WHAT THE TASK ASKS: Copy out the whole listing exactly as written, leaving the pictures behind.

Collected data entries:
········
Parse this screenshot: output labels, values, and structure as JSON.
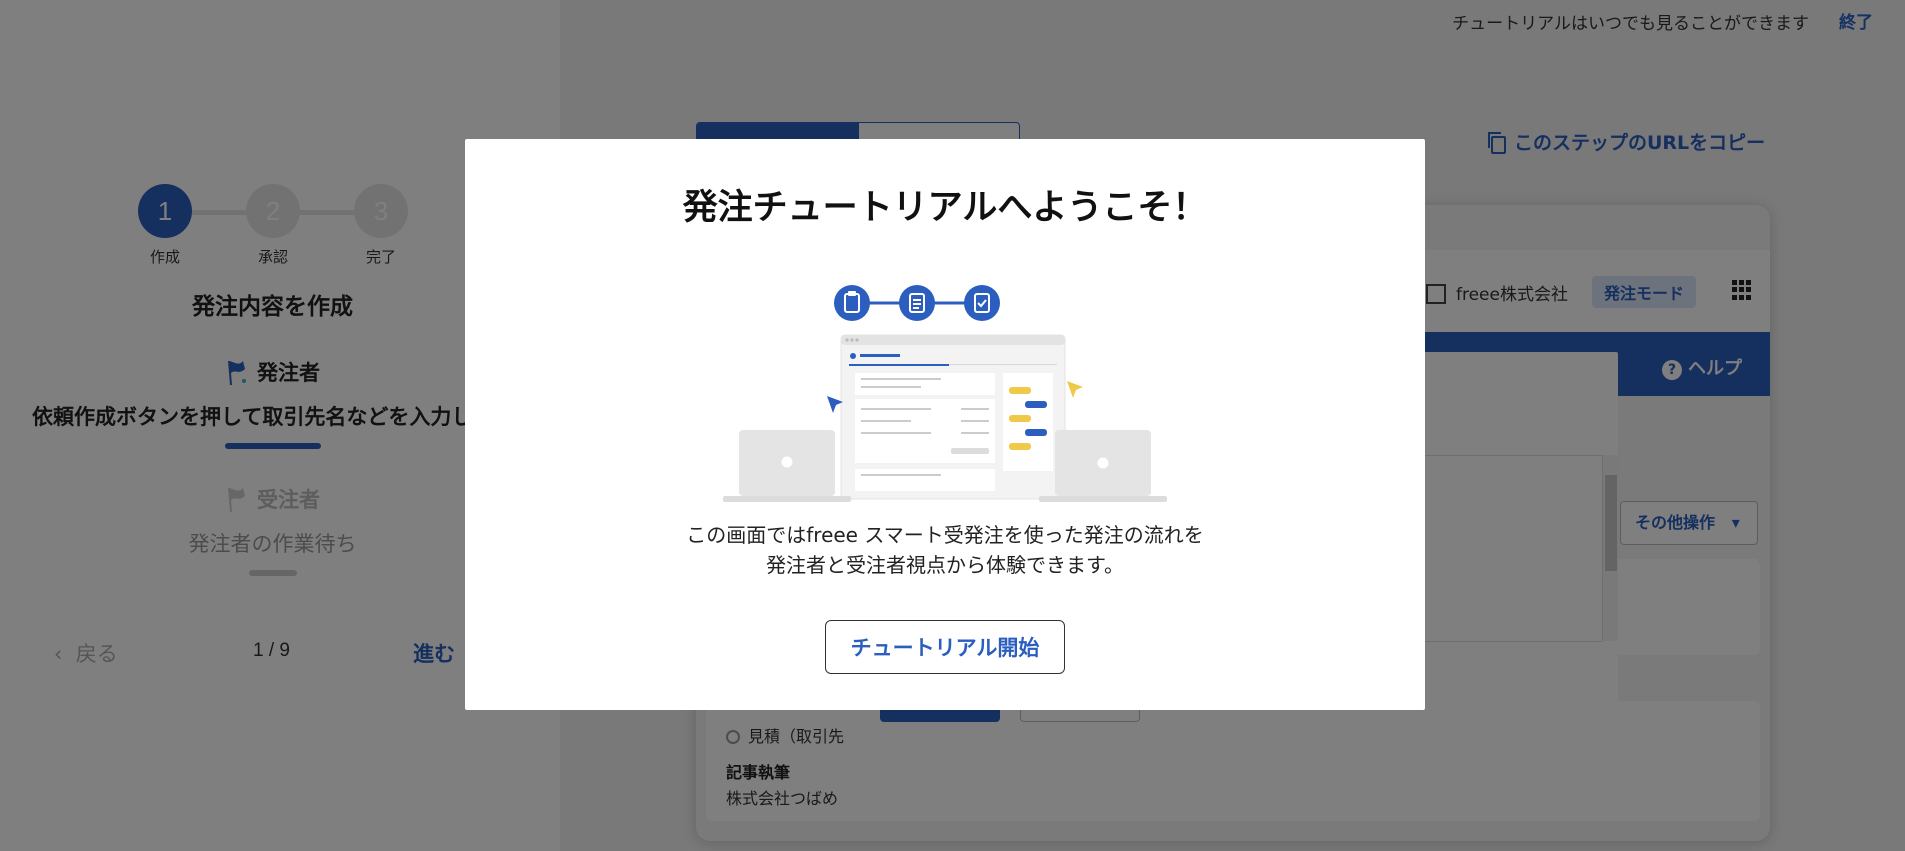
{
  "topbar": {
    "notice": "チュートリアルはいつでも見ることができます",
    "end_label": "終了"
  },
  "stepper": {
    "steps": [
      {
        "number": "1",
        "label": "作成"
      },
      {
        "number": "2",
        "label": "承認"
      },
      {
        "number": "3",
        "label": "完了"
      }
    ]
  },
  "left_panel": {
    "title": "発注内容を作成",
    "roles": [
      {
        "name": "発注者",
        "description": "依頼作成ボタンを押して取引先名などを入力し"
      },
      {
        "name": "受注者",
        "description": "発注者の作業待ち"
      }
    ],
    "nav": {
      "back": "戻る",
      "page": "1 / 9",
      "next": "進む"
    }
  },
  "right_panel": {
    "copy_url": "このステップのURLをコピー",
    "company": "freee株式会社",
    "mode": "発注モード",
    "help": "ヘルプ",
    "other_ops": "その他操作",
    "estimate": "見積（取引先",
    "job_title": "記事執筆",
    "job_client": "株式会社つばめ"
  },
  "modal": {
    "title": "発注チュートリアルへようこそ！",
    "description_line1": "この画面ではfreee スマート受発注を使った発注の流れを",
    "description_line2": "発注者と受注者視点から体験できます。",
    "start_button": "チュートリアル開始"
  },
  "colors": {
    "primary": "#2b5ebf",
    "accent_yellow": "#f0c94a",
    "overlay": "rgba(0,0,0,0.5)"
  }
}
········
OUTPUT OF THE EXERCISE:
Parse this screenshot: output labels, values, and structure as JSON.
{
  "topbar": {
    "notice": "チュートリアルはいつでも見ることができます",
    "end_label": "終了"
  },
  "stepper": {
    "steps": [
      {
        "number": "1",
        "label": "作成"
      },
      {
        "number": "2",
        "label": "承認"
      },
      {
        "number": "3",
        "label": "完了"
      }
    ]
  },
  "left_panel": {
    "title": "発注内容を作成",
    "roles": [
      {
        "name": "発注者",
        "description": "依頼作成ボタンを押して取引先名などを入力し"
      },
      {
        "name": "受注者",
        "description": "発注者の作業待ち"
      }
    ],
    "nav": {
      "back": "戻る",
      "page": "1 / 9",
      "next": "進む"
    }
  },
  "right_panel": {
    "copy_url": "このステップのURLをコピー",
    "company": "freee株式会社",
    "mode": "発注モード",
    "help": "ヘルプ",
    "other_ops": "その他操作",
    "estimate": "見積（取引先",
    "job_title": "記事執筆",
    "job_client": "株式会社つばめ"
  },
  "modal": {
    "title": "発注チュートリアルへようこそ！",
    "description_line1": "この画面ではfreee スマート受発注を使った発注の流れを",
    "description_line2": "発注者と受注者視点から体験できます。",
    "start_button": "チュートリアル開始"
  },
  "colors": {
    "primary": "#2b5ebf",
    "accent_yellow": "#f0c94a",
    "overlay": "rgba(0,0,0,0.5)"
  }
}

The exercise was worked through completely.